What the exercise asks: Find and copy lines holding "structured".

· · · · · · ·

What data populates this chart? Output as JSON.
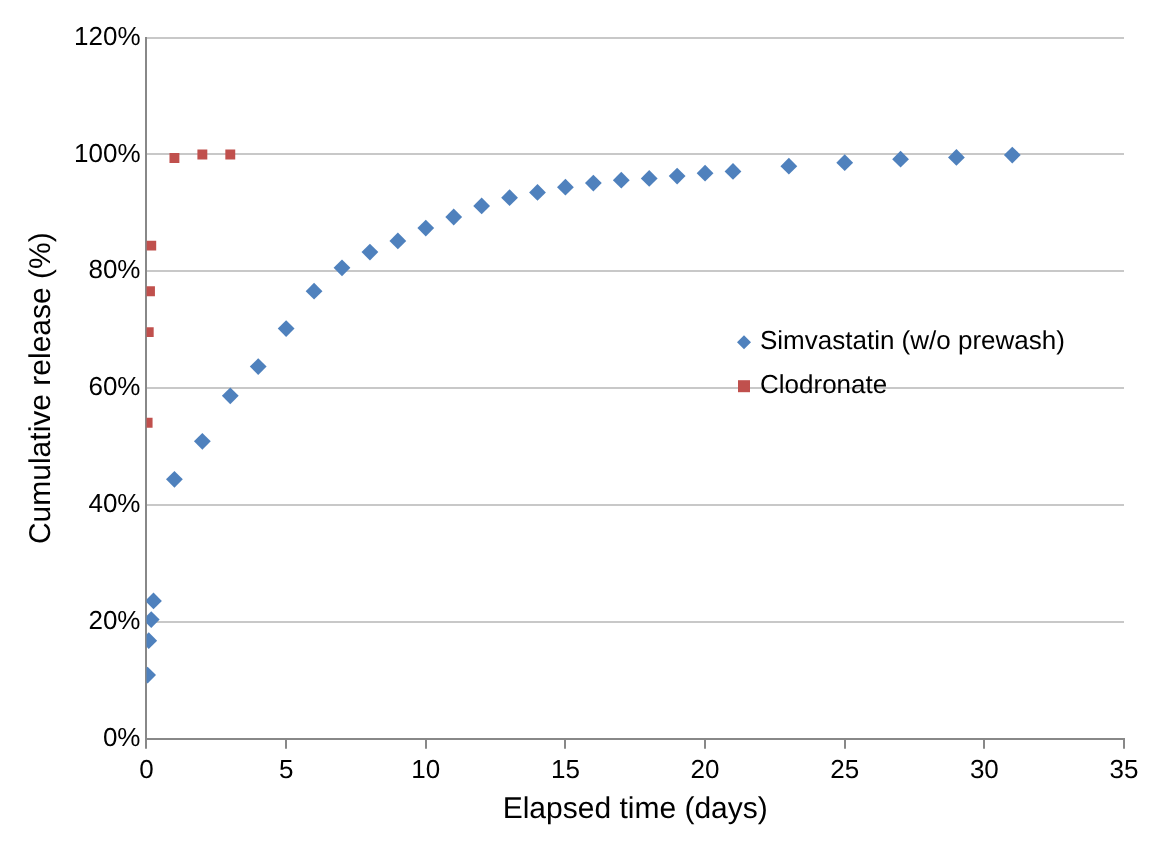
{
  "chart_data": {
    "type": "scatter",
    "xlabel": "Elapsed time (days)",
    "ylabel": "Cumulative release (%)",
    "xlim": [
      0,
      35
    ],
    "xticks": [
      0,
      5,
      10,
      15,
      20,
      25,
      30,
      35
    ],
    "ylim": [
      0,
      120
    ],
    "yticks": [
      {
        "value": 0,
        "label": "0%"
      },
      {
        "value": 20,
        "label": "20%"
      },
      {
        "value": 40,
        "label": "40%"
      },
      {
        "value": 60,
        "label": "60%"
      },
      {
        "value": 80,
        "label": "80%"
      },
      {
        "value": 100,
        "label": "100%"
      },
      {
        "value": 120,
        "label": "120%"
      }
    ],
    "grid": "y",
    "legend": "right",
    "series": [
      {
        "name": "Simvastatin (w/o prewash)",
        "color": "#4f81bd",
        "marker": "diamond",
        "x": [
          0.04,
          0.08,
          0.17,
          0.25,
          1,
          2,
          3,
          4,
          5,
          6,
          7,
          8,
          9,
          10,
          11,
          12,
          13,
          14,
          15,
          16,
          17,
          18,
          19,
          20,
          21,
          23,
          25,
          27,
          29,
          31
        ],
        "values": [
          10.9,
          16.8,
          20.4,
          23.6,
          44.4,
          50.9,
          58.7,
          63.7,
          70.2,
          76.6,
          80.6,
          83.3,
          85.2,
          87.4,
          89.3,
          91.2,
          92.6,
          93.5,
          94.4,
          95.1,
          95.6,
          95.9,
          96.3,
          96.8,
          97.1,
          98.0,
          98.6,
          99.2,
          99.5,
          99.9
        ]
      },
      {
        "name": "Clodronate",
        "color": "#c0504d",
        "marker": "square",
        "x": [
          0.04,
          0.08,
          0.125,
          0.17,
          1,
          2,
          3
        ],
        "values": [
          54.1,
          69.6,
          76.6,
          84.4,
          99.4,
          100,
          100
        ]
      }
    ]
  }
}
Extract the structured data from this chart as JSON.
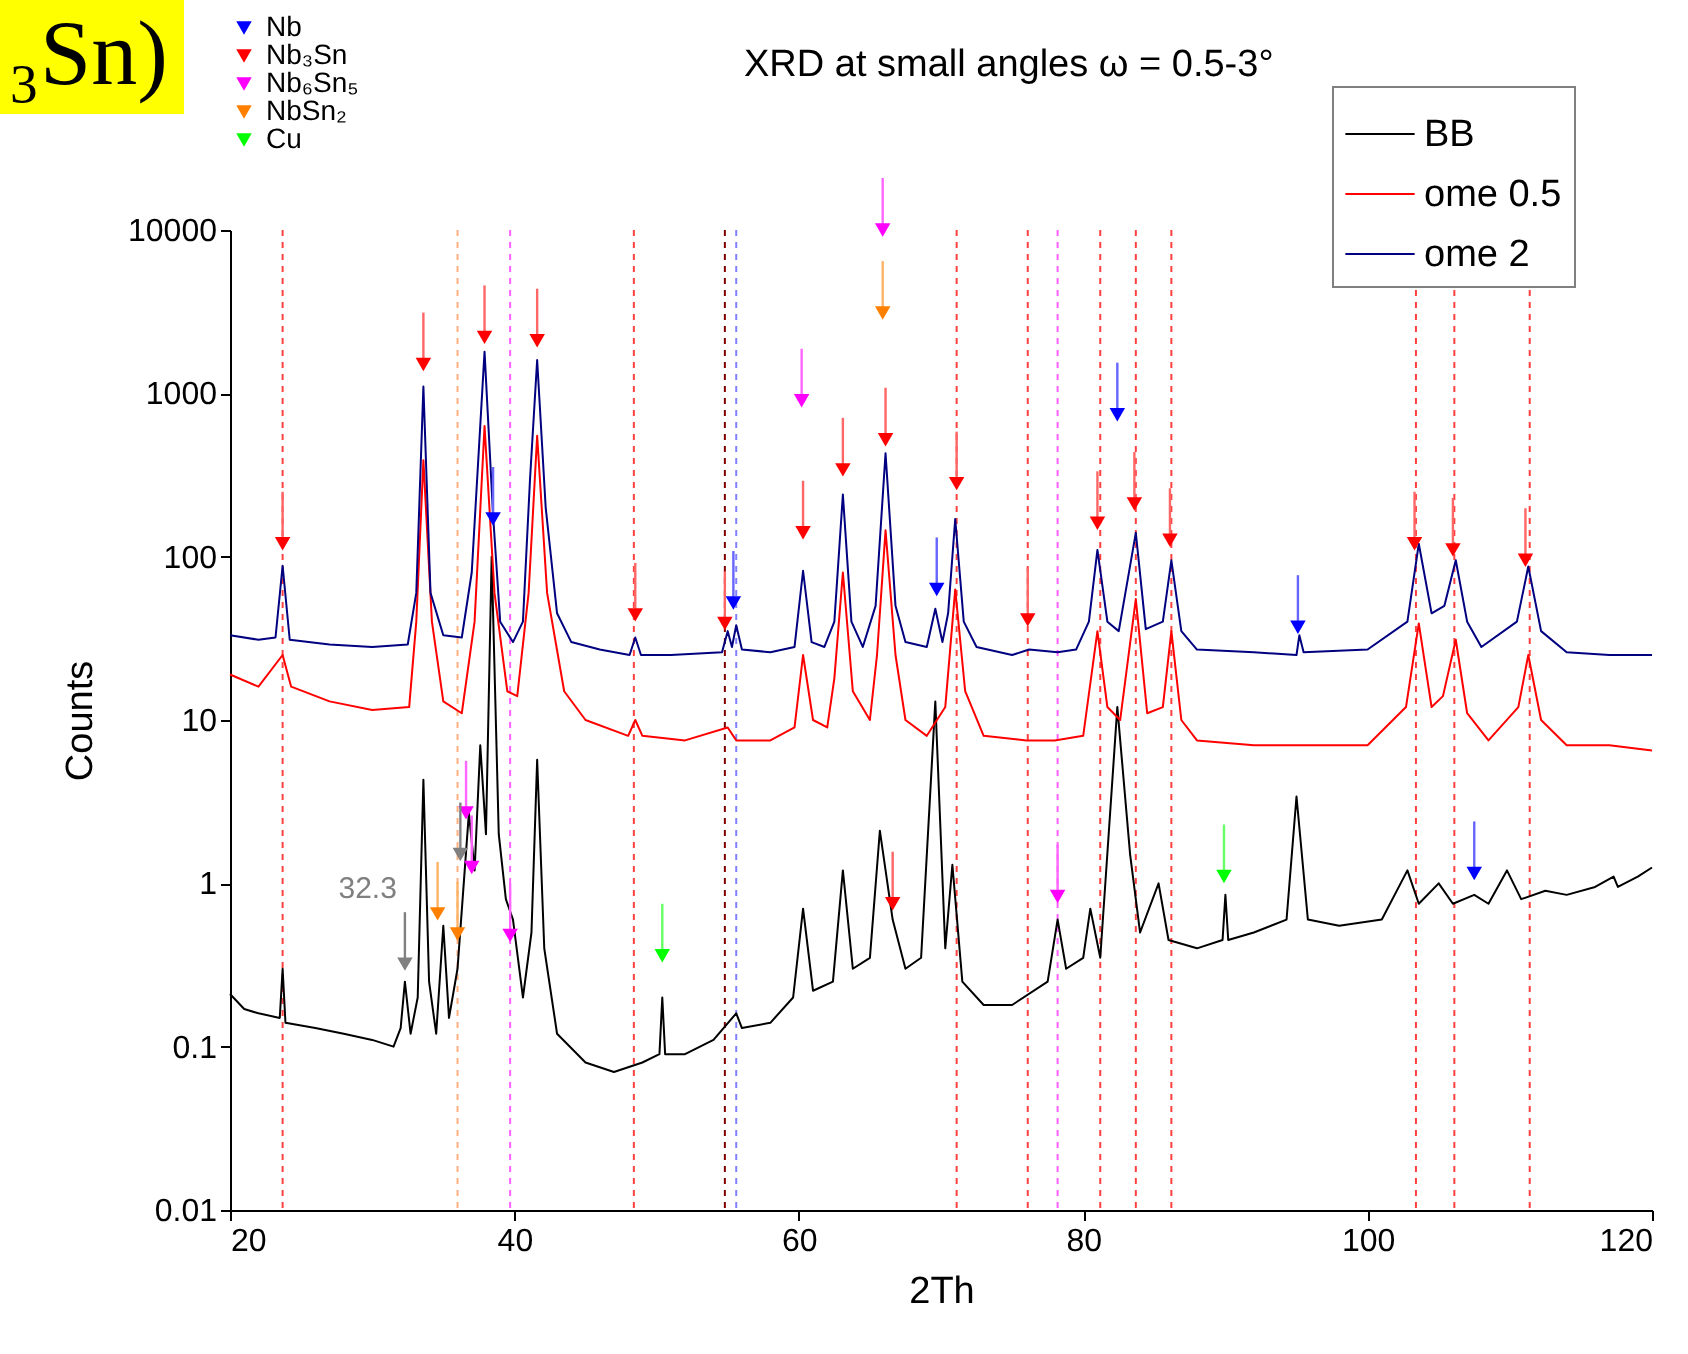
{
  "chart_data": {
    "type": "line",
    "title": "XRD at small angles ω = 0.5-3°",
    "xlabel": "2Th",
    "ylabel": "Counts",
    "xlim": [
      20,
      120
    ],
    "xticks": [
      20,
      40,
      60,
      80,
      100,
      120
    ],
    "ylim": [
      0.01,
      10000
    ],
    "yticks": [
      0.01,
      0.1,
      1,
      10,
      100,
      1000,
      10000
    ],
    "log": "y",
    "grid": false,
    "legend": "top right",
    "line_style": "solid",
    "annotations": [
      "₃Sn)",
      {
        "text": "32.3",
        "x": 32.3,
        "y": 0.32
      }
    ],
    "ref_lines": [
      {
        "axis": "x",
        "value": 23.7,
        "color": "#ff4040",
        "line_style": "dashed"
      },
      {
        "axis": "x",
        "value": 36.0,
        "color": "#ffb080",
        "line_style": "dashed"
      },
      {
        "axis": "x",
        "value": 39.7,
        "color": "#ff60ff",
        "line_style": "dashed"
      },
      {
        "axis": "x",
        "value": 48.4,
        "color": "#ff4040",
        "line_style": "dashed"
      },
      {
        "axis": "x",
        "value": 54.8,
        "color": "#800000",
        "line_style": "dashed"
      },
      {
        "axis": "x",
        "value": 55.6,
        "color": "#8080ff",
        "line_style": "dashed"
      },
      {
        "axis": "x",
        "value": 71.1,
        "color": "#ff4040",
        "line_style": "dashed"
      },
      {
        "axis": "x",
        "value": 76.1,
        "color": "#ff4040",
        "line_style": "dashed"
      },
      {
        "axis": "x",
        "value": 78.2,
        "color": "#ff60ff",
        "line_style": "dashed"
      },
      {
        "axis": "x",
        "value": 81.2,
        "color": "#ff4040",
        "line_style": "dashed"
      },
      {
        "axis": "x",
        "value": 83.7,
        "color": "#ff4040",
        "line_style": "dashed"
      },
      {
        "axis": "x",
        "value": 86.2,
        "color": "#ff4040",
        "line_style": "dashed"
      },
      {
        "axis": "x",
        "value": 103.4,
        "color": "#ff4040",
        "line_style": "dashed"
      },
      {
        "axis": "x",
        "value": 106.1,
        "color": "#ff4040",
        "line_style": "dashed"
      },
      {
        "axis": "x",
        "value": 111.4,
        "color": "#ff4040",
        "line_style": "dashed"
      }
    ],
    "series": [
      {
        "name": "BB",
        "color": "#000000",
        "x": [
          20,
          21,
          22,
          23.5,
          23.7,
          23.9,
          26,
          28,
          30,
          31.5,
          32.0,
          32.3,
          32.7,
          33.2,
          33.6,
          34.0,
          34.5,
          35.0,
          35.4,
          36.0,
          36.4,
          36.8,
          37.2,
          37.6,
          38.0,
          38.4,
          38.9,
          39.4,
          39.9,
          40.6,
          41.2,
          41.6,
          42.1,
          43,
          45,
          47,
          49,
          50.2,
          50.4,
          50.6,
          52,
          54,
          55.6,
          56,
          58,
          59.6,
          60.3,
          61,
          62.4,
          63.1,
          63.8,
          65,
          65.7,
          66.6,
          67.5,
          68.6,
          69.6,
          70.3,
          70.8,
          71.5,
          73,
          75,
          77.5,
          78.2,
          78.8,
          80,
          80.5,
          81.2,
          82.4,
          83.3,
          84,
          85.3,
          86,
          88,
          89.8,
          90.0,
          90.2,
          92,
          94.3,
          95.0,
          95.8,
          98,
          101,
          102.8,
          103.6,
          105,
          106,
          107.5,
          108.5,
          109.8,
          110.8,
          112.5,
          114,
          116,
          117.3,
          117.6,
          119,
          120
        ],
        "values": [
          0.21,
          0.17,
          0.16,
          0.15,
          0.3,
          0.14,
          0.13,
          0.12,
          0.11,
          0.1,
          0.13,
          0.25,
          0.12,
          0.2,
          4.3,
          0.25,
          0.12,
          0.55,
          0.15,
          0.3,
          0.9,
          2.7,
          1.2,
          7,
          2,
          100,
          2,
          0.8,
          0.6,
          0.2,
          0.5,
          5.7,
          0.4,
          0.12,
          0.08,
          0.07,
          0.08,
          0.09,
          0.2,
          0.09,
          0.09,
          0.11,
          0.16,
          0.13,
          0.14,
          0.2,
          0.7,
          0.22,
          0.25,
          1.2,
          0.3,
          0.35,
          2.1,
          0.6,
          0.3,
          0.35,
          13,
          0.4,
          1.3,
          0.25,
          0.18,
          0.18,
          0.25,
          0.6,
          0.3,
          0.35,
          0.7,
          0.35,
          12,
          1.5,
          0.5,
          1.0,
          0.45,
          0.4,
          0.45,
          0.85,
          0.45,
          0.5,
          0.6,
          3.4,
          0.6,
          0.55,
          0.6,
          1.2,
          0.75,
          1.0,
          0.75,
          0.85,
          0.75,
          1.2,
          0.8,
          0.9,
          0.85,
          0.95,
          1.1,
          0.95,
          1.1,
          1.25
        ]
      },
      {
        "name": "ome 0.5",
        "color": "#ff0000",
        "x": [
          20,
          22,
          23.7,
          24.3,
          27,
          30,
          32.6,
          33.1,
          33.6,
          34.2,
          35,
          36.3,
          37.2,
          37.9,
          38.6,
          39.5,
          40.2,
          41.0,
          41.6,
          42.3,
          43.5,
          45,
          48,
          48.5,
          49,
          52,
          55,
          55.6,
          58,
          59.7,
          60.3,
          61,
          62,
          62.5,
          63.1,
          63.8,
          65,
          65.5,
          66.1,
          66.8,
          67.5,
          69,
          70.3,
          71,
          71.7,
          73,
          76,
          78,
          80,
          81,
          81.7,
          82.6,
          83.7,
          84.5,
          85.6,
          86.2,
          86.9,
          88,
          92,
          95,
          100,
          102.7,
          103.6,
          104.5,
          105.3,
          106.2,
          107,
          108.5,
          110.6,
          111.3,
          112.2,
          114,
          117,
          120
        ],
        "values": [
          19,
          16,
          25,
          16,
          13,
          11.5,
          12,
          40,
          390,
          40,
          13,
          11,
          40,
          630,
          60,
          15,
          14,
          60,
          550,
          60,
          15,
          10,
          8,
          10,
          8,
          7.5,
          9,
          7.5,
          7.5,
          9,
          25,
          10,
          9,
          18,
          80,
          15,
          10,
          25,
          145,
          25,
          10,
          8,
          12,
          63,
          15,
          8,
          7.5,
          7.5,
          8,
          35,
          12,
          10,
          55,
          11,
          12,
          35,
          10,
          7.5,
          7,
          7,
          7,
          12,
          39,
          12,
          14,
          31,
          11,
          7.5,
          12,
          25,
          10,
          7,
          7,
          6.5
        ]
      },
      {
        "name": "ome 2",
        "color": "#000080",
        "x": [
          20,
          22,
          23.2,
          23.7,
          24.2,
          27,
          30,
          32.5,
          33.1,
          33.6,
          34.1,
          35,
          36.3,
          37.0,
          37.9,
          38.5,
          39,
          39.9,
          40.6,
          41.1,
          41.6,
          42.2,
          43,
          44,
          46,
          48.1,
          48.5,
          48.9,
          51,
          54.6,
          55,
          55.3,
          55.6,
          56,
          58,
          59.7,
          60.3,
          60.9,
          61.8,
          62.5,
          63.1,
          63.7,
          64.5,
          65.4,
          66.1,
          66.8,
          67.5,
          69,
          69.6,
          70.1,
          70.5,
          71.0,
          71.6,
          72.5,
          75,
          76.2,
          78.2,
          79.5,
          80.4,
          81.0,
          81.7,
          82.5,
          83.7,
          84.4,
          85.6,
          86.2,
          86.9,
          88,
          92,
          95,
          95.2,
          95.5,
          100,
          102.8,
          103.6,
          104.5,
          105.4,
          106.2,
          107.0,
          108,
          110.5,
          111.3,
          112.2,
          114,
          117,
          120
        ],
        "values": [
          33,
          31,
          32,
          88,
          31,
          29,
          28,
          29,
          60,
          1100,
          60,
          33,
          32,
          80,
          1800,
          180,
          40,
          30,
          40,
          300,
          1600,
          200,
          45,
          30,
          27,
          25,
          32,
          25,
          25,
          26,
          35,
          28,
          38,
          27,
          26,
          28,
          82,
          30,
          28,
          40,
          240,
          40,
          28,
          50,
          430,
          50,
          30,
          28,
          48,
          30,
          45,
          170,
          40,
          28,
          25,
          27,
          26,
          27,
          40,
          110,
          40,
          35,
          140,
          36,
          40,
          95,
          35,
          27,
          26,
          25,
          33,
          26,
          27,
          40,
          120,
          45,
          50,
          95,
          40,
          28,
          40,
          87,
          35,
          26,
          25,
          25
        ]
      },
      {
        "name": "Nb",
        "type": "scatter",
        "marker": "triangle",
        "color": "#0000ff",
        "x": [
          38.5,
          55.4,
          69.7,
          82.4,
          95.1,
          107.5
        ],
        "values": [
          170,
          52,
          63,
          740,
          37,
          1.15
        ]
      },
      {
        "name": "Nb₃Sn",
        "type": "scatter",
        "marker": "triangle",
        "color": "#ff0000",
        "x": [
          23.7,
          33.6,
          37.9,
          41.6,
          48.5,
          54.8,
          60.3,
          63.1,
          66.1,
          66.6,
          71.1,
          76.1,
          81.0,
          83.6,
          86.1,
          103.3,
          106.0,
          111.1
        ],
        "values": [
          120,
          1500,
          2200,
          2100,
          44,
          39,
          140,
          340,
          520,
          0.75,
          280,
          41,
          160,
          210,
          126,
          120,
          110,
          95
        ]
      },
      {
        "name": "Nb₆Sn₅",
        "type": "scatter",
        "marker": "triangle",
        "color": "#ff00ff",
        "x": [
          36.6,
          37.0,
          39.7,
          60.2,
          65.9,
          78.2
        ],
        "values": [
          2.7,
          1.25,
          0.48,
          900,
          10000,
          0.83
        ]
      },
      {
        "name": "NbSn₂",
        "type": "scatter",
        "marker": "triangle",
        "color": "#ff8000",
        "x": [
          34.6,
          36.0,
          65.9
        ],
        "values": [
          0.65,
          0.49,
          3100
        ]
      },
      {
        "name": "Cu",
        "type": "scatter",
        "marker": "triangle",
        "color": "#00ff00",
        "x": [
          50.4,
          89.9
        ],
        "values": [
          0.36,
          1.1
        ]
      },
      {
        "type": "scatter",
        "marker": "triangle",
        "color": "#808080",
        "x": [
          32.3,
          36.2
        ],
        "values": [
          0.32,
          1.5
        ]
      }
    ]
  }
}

· · · · · · ·

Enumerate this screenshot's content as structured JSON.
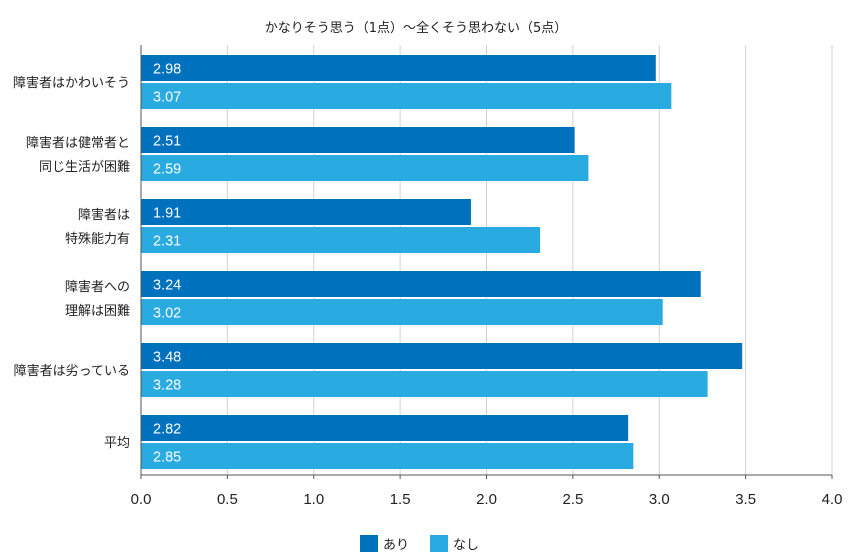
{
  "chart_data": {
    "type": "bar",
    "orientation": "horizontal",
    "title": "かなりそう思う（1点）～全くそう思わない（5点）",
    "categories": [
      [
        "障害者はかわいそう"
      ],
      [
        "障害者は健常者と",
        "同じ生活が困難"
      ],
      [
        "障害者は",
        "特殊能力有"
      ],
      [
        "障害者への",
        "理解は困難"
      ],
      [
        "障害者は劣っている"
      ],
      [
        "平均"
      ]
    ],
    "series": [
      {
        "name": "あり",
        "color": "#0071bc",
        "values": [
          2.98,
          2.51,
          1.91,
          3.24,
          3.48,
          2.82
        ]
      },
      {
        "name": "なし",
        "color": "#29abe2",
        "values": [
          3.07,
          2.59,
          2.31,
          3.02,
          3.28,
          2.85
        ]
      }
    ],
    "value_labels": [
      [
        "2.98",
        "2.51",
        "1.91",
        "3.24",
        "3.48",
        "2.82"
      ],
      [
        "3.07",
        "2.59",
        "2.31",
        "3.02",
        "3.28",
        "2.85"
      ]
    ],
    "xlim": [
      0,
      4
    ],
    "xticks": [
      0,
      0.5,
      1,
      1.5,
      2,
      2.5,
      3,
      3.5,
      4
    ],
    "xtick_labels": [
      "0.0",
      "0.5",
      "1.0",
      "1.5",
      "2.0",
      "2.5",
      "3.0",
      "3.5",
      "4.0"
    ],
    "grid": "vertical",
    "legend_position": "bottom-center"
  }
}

· · · · · · ·

Written solution:
Extract the structured data from this chart as JSON.
Enumerate this screenshot's content as structured JSON.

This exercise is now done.